[Figure dataset records]
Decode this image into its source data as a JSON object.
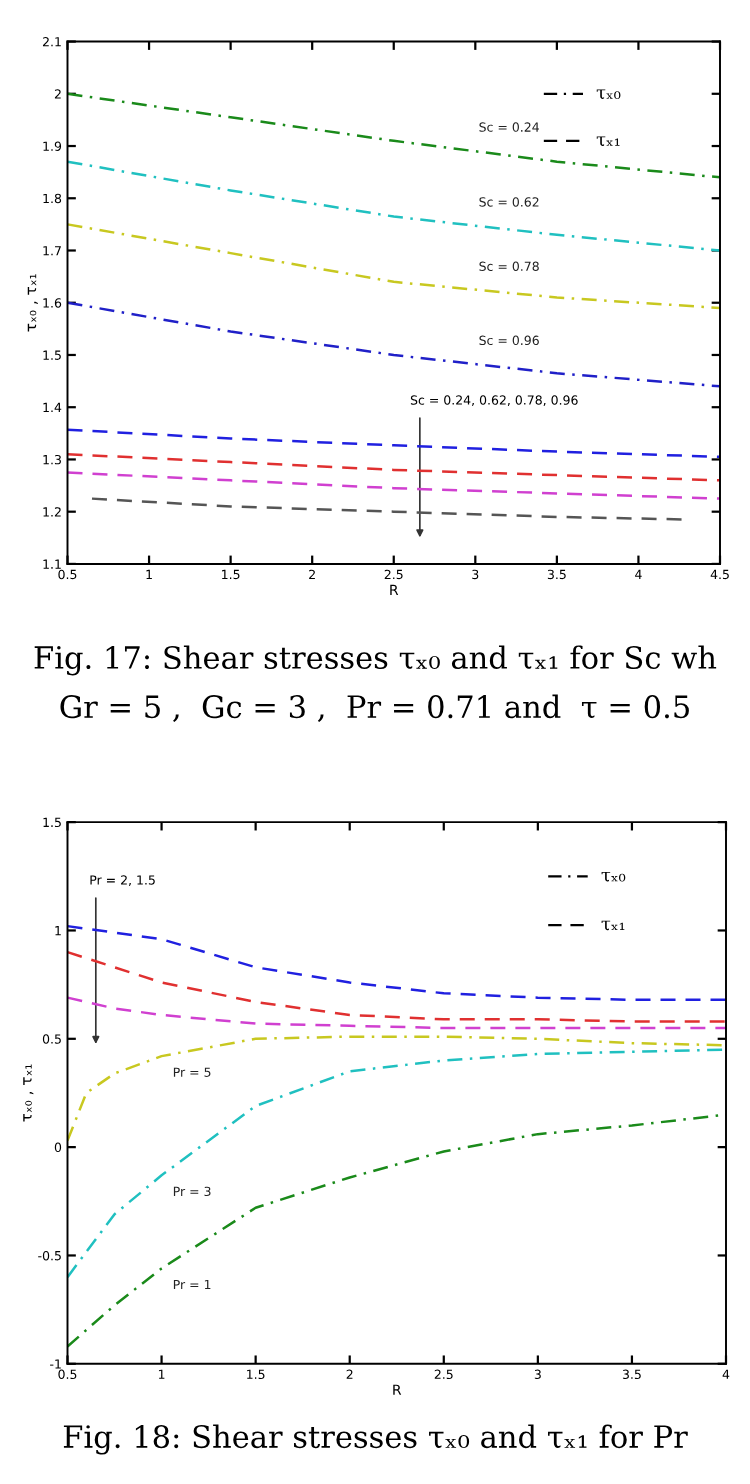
{
  "chart_data": [
    {
      "type": "line",
      "xlabel": "R",
      "ylabel": "τₓ₀ , τₓ₁",
      "xlim": [
        0.5,
        4.5
      ],
      "xticks": [
        0.5,
        1,
        1.5,
        2,
        2.5,
        3,
        3.5,
        4,
        4.5
      ],
      "ylim": [
        1.1,
        2.1
      ],
      "yticks": [
        1.1,
        1.2,
        1.3,
        1.4,
        1.5,
        1.6,
        1.7,
        1.8,
        1.9,
        2,
        2.1
      ],
      "x": [
        0.5,
        1.5,
        2.5,
        3.5,
        4.5
      ],
      "series": [
        {
          "name": "Sc = 0.24",
          "color": "#1a8a1a",
          "line_style": "dashdot",
          "values": [
            2.0,
            1.955,
            1.91,
            1.87,
            1.84
          ]
        },
        {
          "name": "Sc = 0.62",
          "color": "#20c0c0",
          "line_style": "dashdot",
          "values": [
            1.87,
            1.815,
            1.765,
            1.73,
            1.7
          ]
        },
        {
          "name": "Sc = 0.78",
          "color": "#c8c820",
          "line_style": "dashdot",
          "values": [
            1.75,
            1.695,
            1.64,
            1.61,
            1.59
          ]
        },
        {
          "name": "Sc = 0.96",
          "color": "#2020c8",
          "line_style": "dashdot",
          "values": [
            1.6,
            1.545,
            1.5,
            1.465,
            1.44
          ]
        },
        {
          "color": "#2020e0",
          "line_style": "dashed",
          "values": [
            1.357,
            1.34,
            1.327,
            1.315,
            1.305
          ]
        },
        {
          "color": "#e03030",
          "line_style": "dashed",
          "values": [
            1.31,
            1.295,
            1.28,
            1.27,
            1.26
          ]
        },
        {
          "color": "#d040d0",
          "line_style": "dashed",
          "values": [
            1.275,
            1.26,
            1.245,
            1.235,
            1.225
          ]
        },
        {
          "color": "#555555",
          "line_style": "dashed",
          "x": [
            0.65,
            1.5,
            2.5,
            3.5,
            4.3
          ],
          "values": [
            1.225,
            1.21,
            1.2,
            1.19,
            1.185
          ]
        }
      ],
      "annotations": [
        "Sc = 0.24, 0.62, 0.78, 0.96",
        "τₓ₀",
        "τₓ₁",
        "Fig. 17: Shear stresses τₓ₀ and τₓ₁ for Sc wh",
        "Gr = 5 ,  Gc = 3 ,  Pr = 0.71 and  τ = 0.5"
      ]
    },
    {
      "type": "line",
      "xlabel": "R",
      "ylabel": "τₓ₀ , τₓ₁",
      "xlim": [
        0.5,
        4
      ],
      "xticks": [
        0.5,
        1,
        1.5,
        2,
        2.5,
        3,
        3.5,
        4
      ],
      "ylim": [
        -1,
        1.5
      ],
      "yticks": [
        -1,
        -0.5,
        0,
        0.5,
        1,
        1.5
      ],
      "x": [
        0.5,
        0.75,
        1,
        1.5,
        2,
        2.5,
        3,
        3.5,
        4
      ],
      "series": [
        {
          "color": "#2020e0",
          "line_style": "dashed",
          "values": [
            1.02,
            0.99,
            0.96,
            0.83,
            0.76,
            0.71,
            0.69,
            0.68,
            0.68
          ]
        },
        {
          "color": "#e03030",
          "line_style": "dashed",
          "values": [
            0.9,
            0.83,
            0.76,
            0.67,
            0.61,
            0.59,
            0.59,
            0.58,
            0.58
          ]
        },
        {
          "color": "#d040d0",
          "line_style": "dashed",
          "values": [
            0.69,
            0.64,
            0.61,
            0.57,
            0.56,
            0.55,
            0.55,
            0.55,
            0.55
          ]
        },
        {
          "name": "Pr = 5",
          "color": "#c8c820",
          "line_style": "dashdot",
          "x": [
            0.5,
            0.6,
            0.75,
            1,
            1.5,
            2,
            2.5,
            3,
            3.5,
            4
          ],
          "values": [
            0.03,
            0.25,
            0.34,
            0.42,
            0.5,
            0.51,
            0.51,
            0.5,
            0.48,
            0.47
          ]
        },
        {
          "name": "Pr = 3",
          "color": "#20c0c0",
          "line_style": "dashdot",
          "values": [
            -0.6,
            -0.31,
            -0.13,
            0.19,
            0.35,
            0.4,
            0.43,
            0.44,
            0.45
          ]
        },
        {
          "name": "Pr = 1",
          "color": "#1a8a1a",
          "line_style": "dashdot",
          "values": [
            -0.92,
            -0.73,
            -0.56,
            -0.28,
            -0.14,
            -0.02,
            0.06,
            0.1,
            0.15
          ]
        }
      ],
      "annotations": [
        "Pr = 2, 1.5",
        "τₓ₀",
        "τₓ₁",
        "Fig. 18: Shear stresses τₓ₀ and τₓ₁ for Pr"
      ]
    }
  ]
}
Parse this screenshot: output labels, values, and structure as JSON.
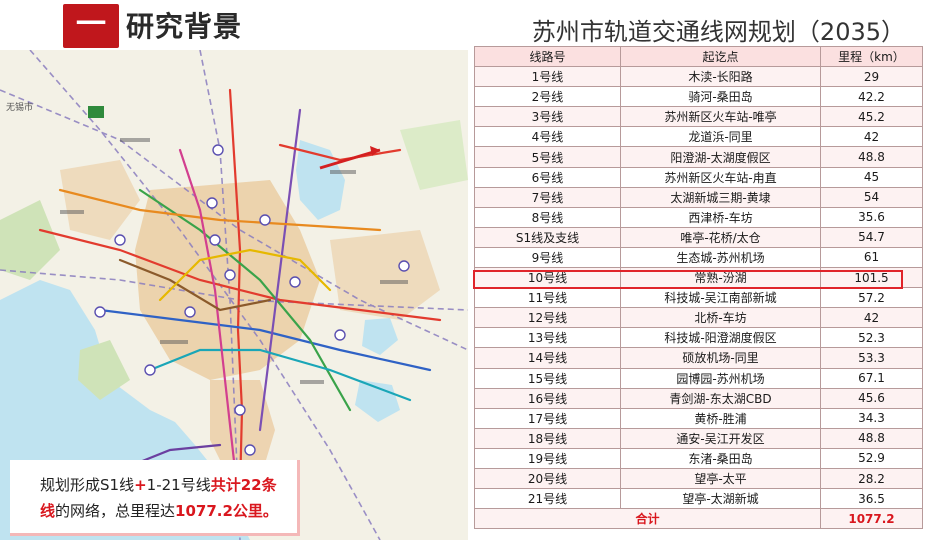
{
  "header": {
    "section_number": "一",
    "section_title": "研究背景",
    "plan_title": "苏州市轨道交通线网规划（2035）"
  },
  "callout": {
    "t1": "规划形成S1线",
    "t2": "+",
    "t3": "1-21号线",
    "t4": "共计22条",
    "t5": "线",
    "t6": "的网络，总里程达",
    "t7": "1077.2公里。"
  },
  "table": {
    "headers": [
      "线路号",
      "起讫点",
      "里程（km）"
    ],
    "rows": [
      [
        "1号线",
        "木渎-长阳路",
        "29"
      ],
      [
        "2号线",
        "骑河-桑田岛",
        "42.2"
      ],
      [
        "3号线",
        "苏州新区火车站-唯亭",
        "45.2"
      ],
      [
        "4号线",
        "龙道浜-同里",
        "42"
      ],
      [
        "5号线",
        "阳澄湖-太湖度假区",
        "48.8"
      ],
      [
        "6号线",
        "苏州新区火车站-甪直",
        "45"
      ],
      [
        "7号线",
        "太湖新城三期-黄埭",
        "54"
      ],
      [
        "8号线",
        "西津桥-车坊",
        "35.6"
      ],
      [
        "S1线及支线",
        "唯亭-花桥/太仓",
        "54.7"
      ],
      [
        "9号线",
        "生态城-苏州机场",
        "61"
      ],
      [
        "10号线",
        "常熟-汾湖",
        "101.5"
      ],
      [
        "11号线",
        "科技城-吴江南部新城",
        "57.2"
      ],
      [
        "12号线",
        "北桥-车坊",
        "42"
      ],
      [
        "13号线",
        "科技城-阳澄湖度假区",
        "52.3"
      ],
      [
        "14号线",
        "硕放机场-同里",
        "53.3"
      ],
      [
        "15号线",
        "园博园-苏州机场",
        "67.1"
      ],
      [
        "16号线",
        "青剑湖-东太湖CBD",
        "45.6"
      ],
      [
        "17号线",
        "黄桥-胜浦",
        "34.3"
      ],
      [
        "18号线",
        "通安-吴江开发区",
        "48.8"
      ],
      [
        "19号线",
        "东渚-桑田岛",
        "52.9"
      ],
      [
        "20号线",
        "望亭-太平",
        "28.2"
      ],
      [
        "21号线",
        "望亭-太湖新城",
        "36.5"
      ]
    ],
    "total_label": "合计",
    "total_value": "1077.2"
  },
  "map": {
    "labels": {
      "wuxi": "无锡市"
    }
  },
  "colors": {
    "accent": "#c0171c",
    "highlight": "#e0242a"
  }
}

**TASK TO COMPLETE**
Working from the material above, transcribe it exactly while omitting pictures.

**SOLUTION FOR THIS EXERCISE**
Decode this image into its source data as a JSON object.
{
  "chart_data": [
    {
      "type": "line",
      "xlabel": "R",
      "ylabel": "τₓ₀ , τₓ₁",
      "xlim": [
        0.5,
        4.5
      ],
      "xticks": [
        0.5,
        1,
        1.5,
        2,
        2.5,
        3,
        3.5,
        4,
        4.5
      ],
      "ylim": [
        1.1,
        2.1
      ],
      "yticks": [
        1.1,
        1.2,
        1.3,
        1.4,
        1.5,
        1.6,
        1.7,
        1.8,
        1.9,
        2,
        2.1
      ],
      "x": [
        0.5,
        1.5,
        2.5,
        3.5,
        4.5
      ],
      "series": [
        {
          "name": "Sc = 0.24",
          "color": "#1a8a1a",
          "line_style": "dashdot",
          "values": [
            2.0,
            1.955,
            1.91,
            1.87,
            1.84
          ]
        },
        {
          "name": "Sc = 0.62",
          "color": "#20c0c0",
          "line_style": "dashdot",
          "values": [
            1.87,
            1.815,
            1.765,
            1.73,
            1.7
          ]
        },
        {
          "name": "Sc = 0.78",
          "color": "#c8c820",
          "line_style": "dashdot",
          "values": [
            1.75,
            1.695,
            1.64,
            1.61,
            1.59
          ]
        },
        {
          "name": "Sc = 0.96",
          "color": "#2020c8",
          "line_style": "dashdot",
          "values": [
            1.6,
            1.545,
            1.5,
            1.465,
            1.44
          ]
        },
        {
          "color": "#2020e0",
          "line_style": "dashed",
          "values": [
            1.357,
            1.34,
            1.327,
            1.315,
            1.305
          ]
        },
        {
          "color": "#e03030",
          "line_style": "dashed",
          "values": [
            1.31,
            1.295,
            1.28,
            1.27,
            1.26
          ]
        },
        {
          "color": "#d040d0",
          "line_style": "dashed",
          "values": [
            1.275,
            1.26,
            1.245,
            1.235,
            1.225
          ]
        },
        {
          "color": "#555555",
          "line_style": "dashed",
          "x": [
            0.65,
            1.5,
            2.5,
            3.5,
            4.3
          ],
          "values": [
            1.225,
            1.21,
            1.2,
            1.19,
            1.185
          ]
        }
      ],
      "annotations": [
        "Sc = 0.24, 0.62, 0.78, 0.96",
        "τₓ₀",
        "τₓ₁",
        "Fig. 17: Shear stresses τₓ₀ and τₓ₁ for Sc wh",
        "Gr = 5 ,  Gc = 3 ,  Pr = 0.71 and  τ = 0.5"
      ]
    },
    {
      "type": "line",
      "xlabel": "R",
      "ylabel": "τₓ₀ , τₓ₁",
      "xlim": [
        0.5,
        4
      ],
      "xticks": [
        0.5,
        1,
        1.5,
        2,
        2.5,
        3,
        3.5,
        4
      ],
      "ylim": [
        -1,
        1.5
      ],
      "yticks": [
        -1,
        -0.5,
        0,
        0.5,
        1,
        1.5
      ],
      "x": [
        0.5,
        0.75,
        1,
        1.5,
        2,
        2.5,
        3,
        3.5,
        4
      ],
      "series": [
        {
          "color": "#2020e0",
          "line_style": "dashed",
          "values": [
            1.02,
            0.99,
            0.96,
            0.83,
            0.76,
            0.71,
            0.69,
            0.68,
            0.68
          ]
        },
        {
          "color": "#e03030",
          "line_style": "dashed",
          "values": [
            0.9,
            0.83,
            0.76,
            0.67,
            0.61,
            0.59,
            0.59,
            0.58,
            0.58
          ]
        },
        {
          "color": "#d040d0",
          "line_style": "dashed",
          "values": [
            0.69,
            0.64,
            0.61,
            0.57,
            0.56,
            0.55,
            0.55,
            0.55,
            0.55
          ]
        },
        {
          "name": "Pr = 5",
          "color": "#c8c820",
          "line_style": "dashdot",
          "x": [
            0.5,
            0.6,
            0.75,
            1,
            1.5,
            2,
            2.5,
            3,
            3.5,
            4
          ],
          "values": [
            0.03,
            0.25,
            0.34,
            0.42,
            0.5,
            0.51,
            0.51,
            0.5,
            0.48,
            0.47
          ]
        },
        {
          "name": "Pr = 3",
          "color": "#20c0c0",
          "line_style": "dashdot",
          "values": [
            -0.6,
            -0.31,
            -0.13,
            0.19,
            0.35,
            0.4,
            0.43,
            0.44,
            0.45
          ]
        },
        {
          "name": "Pr = 1",
          "color": "#1a8a1a",
          "line_style": "dashdot",
          "values": [
            -0.92,
            -0.73,
            -0.56,
            -0.28,
            -0.14,
            -0.02,
            0.06,
            0.1,
            0.15
          ]
        }
      ],
      "annotations": [
        "Pr = 2, 1.5",
        "τₓ₀",
        "τₓ₁",
        "Fig. 18: Shear stresses τₓ₀ and τₓ₁ for Pr"
      ]
    }
  ]
}
Parse this screenshot: output labels, values, and structure as JSON.
{
  "header": {
    "section_number": "一",
    "section_title": "研究背景",
    "plan_title": "苏州市轨道交通线网规划（2035）"
  },
  "callout": {
    "t1": "规划形成S1线",
    "t2": "+",
    "t3": "1-21号线",
    "t4": "共计22条",
    "t5": "线",
    "t6": "的网络，总里程达",
    "t7": "1077.2公里。"
  },
  "table": {
    "headers": [
      "线路号",
      "起讫点",
      "里程（km）"
    ],
    "rows": [
      [
        "1号线",
        "木渎-长阳路",
        "29"
      ],
      [
        "2号线",
        "骑河-桑田岛",
        "42.2"
      ],
      [
        "3号线",
        "苏州新区火车站-唯亭",
        "45.2"
      ],
      [
        "4号线",
        "龙道浜-同里",
        "42"
      ],
      [
        "5号线",
        "阳澄湖-太湖度假区",
        "48.8"
      ],
      [
        "6号线",
        "苏州新区火车站-甪直",
        "45"
      ],
      [
        "7号线",
        "太湖新城三期-黄埭",
        "54"
      ],
      [
        "8号线",
        "西津桥-车坊",
        "35.6"
      ],
      [
        "S1线及支线",
        "唯亭-花桥/太仓",
        "54.7"
      ],
      [
        "9号线",
        "生态城-苏州机场",
        "61"
      ],
      [
        "10号线",
        "常熟-汾湖",
        "101.5"
      ],
      [
        "11号线",
        "科技城-吴江南部新城",
        "57.2"
      ],
      [
        "12号线",
        "北桥-车坊",
        "42"
      ],
      [
        "13号线",
        "科技城-阳澄湖度假区",
        "52.3"
      ],
      [
        "14号线",
        "硕放机场-同里",
        "53.3"
      ],
      [
        "15号线",
        "园博园-苏州机场",
        "67.1"
      ],
      [
        "16号线",
        "青剑湖-东太湖CBD",
        "45.6"
      ],
      [
        "17号线",
        "黄桥-胜浦",
        "34.3"
      ],
      [
        "18号线",
        "通安-吴江开发区",
        "48.8"
      ],
      [
        "19号线",
        "东渚-桑田岛",
        "52.9"
      ],
      [
        "20号线",
        "望亭-太平",
        "28.2"
      ],
      [
        "21号线",
        "望亭-太湖新城",
        "36.5"
      ]
    ],
    "total_label": "合计",
    "total_value": "1077.2"
  },
  "map": {
    "labels": {
      "wuxi": "无锡市"
    }
  },
  "colors": {
    "accent": "#c0171c",
    "highlight": "#e0242a"
  }
}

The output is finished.